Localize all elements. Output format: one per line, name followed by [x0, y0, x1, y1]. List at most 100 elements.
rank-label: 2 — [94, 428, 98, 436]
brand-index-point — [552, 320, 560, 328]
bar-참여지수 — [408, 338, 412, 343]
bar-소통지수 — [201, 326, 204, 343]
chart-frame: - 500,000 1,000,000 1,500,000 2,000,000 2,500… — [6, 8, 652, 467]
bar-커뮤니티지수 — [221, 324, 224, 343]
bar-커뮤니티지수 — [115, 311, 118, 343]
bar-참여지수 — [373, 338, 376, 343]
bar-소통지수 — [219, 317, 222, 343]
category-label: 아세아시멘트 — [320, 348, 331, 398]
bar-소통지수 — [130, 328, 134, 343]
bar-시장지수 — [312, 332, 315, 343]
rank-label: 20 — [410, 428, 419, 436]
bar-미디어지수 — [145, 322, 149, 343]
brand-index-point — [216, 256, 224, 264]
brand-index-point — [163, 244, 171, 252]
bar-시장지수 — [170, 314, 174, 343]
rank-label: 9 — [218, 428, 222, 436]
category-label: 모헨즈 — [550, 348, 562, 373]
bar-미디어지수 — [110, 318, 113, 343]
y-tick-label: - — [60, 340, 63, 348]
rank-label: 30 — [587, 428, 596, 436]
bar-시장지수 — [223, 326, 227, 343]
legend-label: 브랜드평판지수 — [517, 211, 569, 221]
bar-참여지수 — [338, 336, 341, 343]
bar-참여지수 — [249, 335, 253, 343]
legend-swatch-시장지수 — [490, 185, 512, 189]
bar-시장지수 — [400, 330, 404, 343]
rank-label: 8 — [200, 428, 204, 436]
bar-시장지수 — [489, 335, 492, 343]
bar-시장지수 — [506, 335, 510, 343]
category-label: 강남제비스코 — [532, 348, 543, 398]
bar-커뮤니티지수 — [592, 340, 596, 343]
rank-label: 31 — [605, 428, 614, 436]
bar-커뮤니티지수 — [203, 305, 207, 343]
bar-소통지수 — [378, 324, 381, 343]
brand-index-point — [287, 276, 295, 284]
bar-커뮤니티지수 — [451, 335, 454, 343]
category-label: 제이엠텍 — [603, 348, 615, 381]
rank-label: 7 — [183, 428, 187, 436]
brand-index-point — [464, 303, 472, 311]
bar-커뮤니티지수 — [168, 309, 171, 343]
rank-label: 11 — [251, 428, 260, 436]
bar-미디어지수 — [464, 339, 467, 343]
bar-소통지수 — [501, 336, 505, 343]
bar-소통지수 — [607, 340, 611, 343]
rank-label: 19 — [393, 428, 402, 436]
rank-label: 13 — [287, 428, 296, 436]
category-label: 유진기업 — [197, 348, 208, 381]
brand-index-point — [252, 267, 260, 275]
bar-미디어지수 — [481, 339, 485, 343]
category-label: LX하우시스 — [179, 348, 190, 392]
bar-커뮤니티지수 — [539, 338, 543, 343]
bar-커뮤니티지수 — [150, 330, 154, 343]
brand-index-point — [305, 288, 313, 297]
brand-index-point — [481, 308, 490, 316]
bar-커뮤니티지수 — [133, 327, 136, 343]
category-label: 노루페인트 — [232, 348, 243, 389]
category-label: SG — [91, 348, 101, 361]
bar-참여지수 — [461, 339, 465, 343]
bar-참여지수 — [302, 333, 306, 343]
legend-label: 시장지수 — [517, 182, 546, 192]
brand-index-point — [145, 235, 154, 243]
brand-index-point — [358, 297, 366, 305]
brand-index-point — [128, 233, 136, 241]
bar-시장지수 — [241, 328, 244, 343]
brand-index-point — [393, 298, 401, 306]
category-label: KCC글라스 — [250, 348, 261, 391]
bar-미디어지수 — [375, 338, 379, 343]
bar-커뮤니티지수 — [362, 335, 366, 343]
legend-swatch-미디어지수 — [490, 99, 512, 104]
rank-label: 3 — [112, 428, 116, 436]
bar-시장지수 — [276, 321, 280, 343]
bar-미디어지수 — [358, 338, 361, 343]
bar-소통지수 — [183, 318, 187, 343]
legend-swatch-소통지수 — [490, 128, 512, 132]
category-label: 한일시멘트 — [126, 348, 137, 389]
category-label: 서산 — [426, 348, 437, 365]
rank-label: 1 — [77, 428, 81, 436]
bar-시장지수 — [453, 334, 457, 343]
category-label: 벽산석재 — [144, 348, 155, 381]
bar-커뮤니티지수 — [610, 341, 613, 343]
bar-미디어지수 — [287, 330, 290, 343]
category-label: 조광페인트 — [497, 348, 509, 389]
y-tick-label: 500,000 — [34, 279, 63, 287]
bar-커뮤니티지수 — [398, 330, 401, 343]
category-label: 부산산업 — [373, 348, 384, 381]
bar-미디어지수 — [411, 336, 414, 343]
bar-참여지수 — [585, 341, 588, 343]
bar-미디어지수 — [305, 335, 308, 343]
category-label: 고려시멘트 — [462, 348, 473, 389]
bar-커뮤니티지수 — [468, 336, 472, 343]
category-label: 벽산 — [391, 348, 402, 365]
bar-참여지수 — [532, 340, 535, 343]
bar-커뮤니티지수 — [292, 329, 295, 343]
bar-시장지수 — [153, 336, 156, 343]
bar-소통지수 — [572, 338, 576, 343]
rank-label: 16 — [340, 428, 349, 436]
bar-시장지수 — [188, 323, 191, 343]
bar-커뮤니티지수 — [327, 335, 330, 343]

# TASK
Copy every line of the data above word for word, changing nothing.

# EXPECTED OUTPUT
Localize all elements. Output format: one per line, name followed by [x0, y0, x1, y1]. List at most 100 elements.
rank-label: 2 — [94, 428, 98, 436]
brand-index-point — [552, 320, 560, 328]
bar-참여지수 — [408, 338, 412, 343]
bar-소통지수 — [201, 326, 204, 343]
chart-frame: - 500,000 1,000,000 1,500,000 2,000,000 2,500… — [6, 8, 652, 467]
bar-커뮤니티지수 — [221, 324, 224, 343]
bar-커뮤니티지수 — [115, 311, 118, 343]
bar-참여지수 — [373, 338, 376, 343]
bar-소통지수 — [219, 317, 222, 343]
category-label: 아세아시멘트 — [320, 348, 331, 398]
bar-소통지수 — [130, 328, 134, 343]
bar-시장지수 — [312, 332, 315, 343]
rank-label: 20 — [410, 428, 419, 436]
bar-미디어지수 — [145, 322, 149, 343]
brand-index-point — [216, 256, 224, 264]
brand-index-point — [163, 244, 171, 252]
bar-시장지수 — [170, 314, 174, 343]
rank-label: 9 — [218, 428, 222, 436]
category-label: 모헨즈 — [550, 348, 562, 373]
bar-미디어지수 — [110, 318, 113, 343]
y-tick-label: - — [60, 340, 63, 348]
rank-label: 30 — [587, 428, 596, 436]
bar-시장지수 — [223, 326, 227, 343]
legend-label: 브랜드평판지수 — [517, 211, 569, 221]
bar-참여지수 — [338, 336, 341, 343]
bar-참여지수 — [249, 335, 253, 343]
legend-swatch-시장지수 — [490, 185, 512, 189]
bar-시장지수 — [400, 330, 404, 343]
rank-label: 8 — [200, 428, 204, 436]
bar-시장지수 — [489, 335, 492, 343]
bar-시장지수 — [506, 335, 510, 343]
category-label: 강남제비스코 — [532, 348, 543, 398]
bar-커뮤니티지수 — [592, 340, 596, 343]
rank-label: 31 — [605, 428, 614, 436]
bar-커뮤니티지수 — [203, 305, 207, 343]
bar-소통지수 — [378, 324, 381, 343]
brand-index-point — [287, 276, 295, 284]
bar-커뮤니티지수 — [451, 335, 454, 343]
category-label: 제이엠텍 — [603, 348, 615, 381]
rank-label: 7 — [183, 428, 187, 436]
brand-index-point — [464, 303, 472, 311]
bar-커뮤니티지수 — [168, 309, 171, 343]
rank-label: 11 — [251, 428, 260, 436]
bar-미디어지수 — [464, 339, 467, 343]
bar-소통지수 — [501, 336, 505, 343]
bar-소통지수 — [607, 340, 611, 343]
rank-label: 19 — [393, 428, 402, 436]
rank-label: 13 — [287, 428, 296, 436]
category-label: 유진기업 — [197, 348, 208, 381]
brand-index-point — [252, 267, 260, 275]
bar-미디어지수 — [481, 339, 485, 343]
category-label: LX하우시스 — [179, 348, 190, 392]
bar-커뮤니티지수 — [539, 338, 543, 343]
bar-커뮤니티지수 — [150, 330, 154, 343]
brand-index-point — [305, 288, 313, 297]
brand-index-point — [481, 308, 490, 316]
bar-커뮤니티지수 — [133, 327, 136, 343]
category-label: 노루페인트 — [232, 348, 243, 389]
category-label: SG — [91, 348, 101, 361]
bar-참여지수 — [461, 339, 465, 343]
bar-참여지수 — [302, 333, 306, 343]
legend-label: 시장지수 — [517, 182, 546, 192]
brand-index-point — [145, 235, 154, 243]
brand-index-point — [358, 297, 366, 305]
brand-index-point — [128, 233, 136, 241]
bar-시장지수 — [241, 328, 244, 343]
brand-index-point — [393, 298, 401, 306]
category-label: KCC글라스 — [250, 348, 261, 391]
bar-미디어지수 — [375, 338, 379, 343]
bar-커뮤니티지수 — [362, 335, 366, 343]
legend-swatch-미디어지수 — [490, 99, 512, 104]
rank-label: 3 — [112, 428, 116, 436]
bar-시장지수 — [276, 321, 280, 343]
bar-미디어지수 — [358, 338, 361, 343]
bar-소통지수 — [183, 318, 187, 343]
legend-swatch-소통지수 — [490, 128, 512, 132]
category-label: 한일시멘트 — [126, 348, 137, 389]
category-label: 서산 — [426, 348, 437, 365]
rank-label: 1 — [77, 428, 81, 436]
bar-시장지수 — [453, 334, 457, 343]
category-label: 벽산석재 — [144, 348, 155, 381]
bar-커뮤니티지수 — [610, 341, 613, 343]
bar-미디어지수 — [287, 330, 290, 343]
category-label: 조광페인트 — [497, 348, 509, 389]
y-tick-label: 500,000 — [34, 279, 63, 287]
bar-커뮤니티지수 — [398, 330, 401, 343]
category-label: 부산산업 — [373, 348, 384, 381]
bar-미디어지수 — [411, 336, 414, 343]
bar-참여지수 — [585, 341, 588, 343]
bar-미디어지수 — [305, 335, 308, 343]
category-label: 고려시멘트 — [462, 348, 473, 389]
bar-커뮤니티지수 — [468, 336, 472, 343]
category-label: 벽산 — [391, 348, 402, 365]
bar-참여지수 — [532, 340, 535, 343]
bar-커뮤니티지수 — [292, 329, 295, 343]
bar-시장지수 — [153, 336, 156, 343]
bar-소통지수 — [572, 338, 576, 343]
rank-label: 16 — [340, 428, 349, 436]
bar-시장지수 — [188, 323, 191, 343]
bar-커뮤니티지수 — [327, 335, 330, 343]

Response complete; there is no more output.